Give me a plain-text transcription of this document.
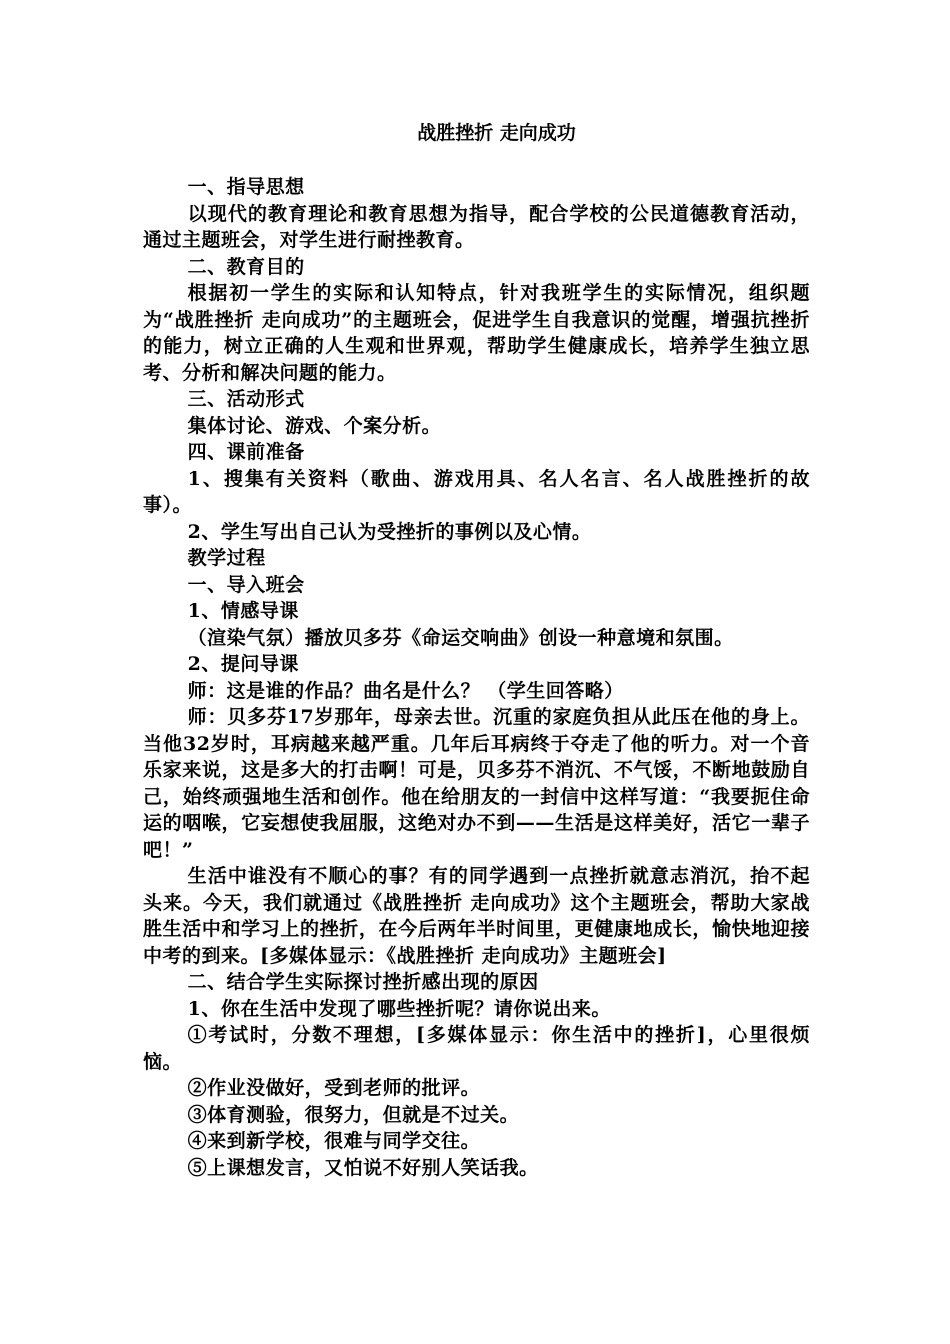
战胜挫折 走向成功

一、指导思想

以现代的教育理论和教育思想为指导，配合学校的公民道德教育活动，通过主题班会，对学生进行耐挫教育。

二、教育目的

根据初一学生的实际和认知特点，针对我班学生的实际情况，组织题为“战胜挫折 走向成功”的主题班会，促进学生自我意识的觉醒，增强抗挫折的能力，树立正确的人生观和世界观，帮助学生健康成长，培养学生独立思考、分析和解决问题的能力。

三、活动形式

集体讨论、游戏、个案分析。

四、课前准备

1、搜集有关资料（歌曲、游戏用具、名人名言、名人战胜挫折的故事）。

2、学生写出自己认为受挫折的事例以及心情。

教学过程

一、导入班会

1、情感导课

（渲染气氛）播放贝多芬《命运交响曲》创设一种意境和氛围。

2、提问导课

师：这是谁的作品？曲名是什么？ （学生回答略）

师：贝多芬17岁那年，母亲去世。沉重的家庭负担从此压在他的身上。当他32岁时，耳病越来越严重。几年后耳病终于夺走了他的听力。对一个音乐家来说，这是多大的打击啊！可是，贝多芬不消沉、不气馁，不断地鼓励自己，始终顽强地生活和创作。他在给朋友的一封信中这样写道：“我要扼住命运的咽喉，它妄想使我屈服，这绝对办不到——生活是这样美好，活它一辈子吧！”

生活中谁没有不顺心的事？有的同学遇到一点挫折就意志消沉，抬不起头来。今天，我们就通过《战胜挫折 走向成功》这个主题班会，帮助大家战胜生活中和学习上的挫折，在今后两年半时间里，更健康地成长，愉快地迎接中考的到来。[多媒体显示：《战胜挫折 走向成功》主题班会]

二、结合学生实际探讨挫折感出现的原因

1、你在生活中发现了哪些挫折呢？请你说出来。

①考试时，分数不理想，[多媒体显示：你生活中的挫折]，心里很烦恼。

②作业没做好，受到老师的批评。

③体育测验，很努力，但就是不过关。

④来到新学校，很难与同学交往。

⑤上课想发言，又怕说不好别人笑话我。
+ + +
--- Work required ---
Lines that hold "多媒体显示" are the ones to copy; find all of them.

--- Task result ---
生活中谁没有不顺心的事？有的同学遇到一点挫折就意志消沉，抬不起头来。今天，我们就通过《战胜挫折 走向成功》这个主题班会，帮助大家战胜生活中和学习上的挫折，在今后两年半时间里，更健康地成长，愉快地迎接中考的到来。[多媒体显示：《战胜挫折 走向成功》主题班会]
①考试时，分数不理想，[多媒体显示：你生活中的挫折]，心里很烦恼。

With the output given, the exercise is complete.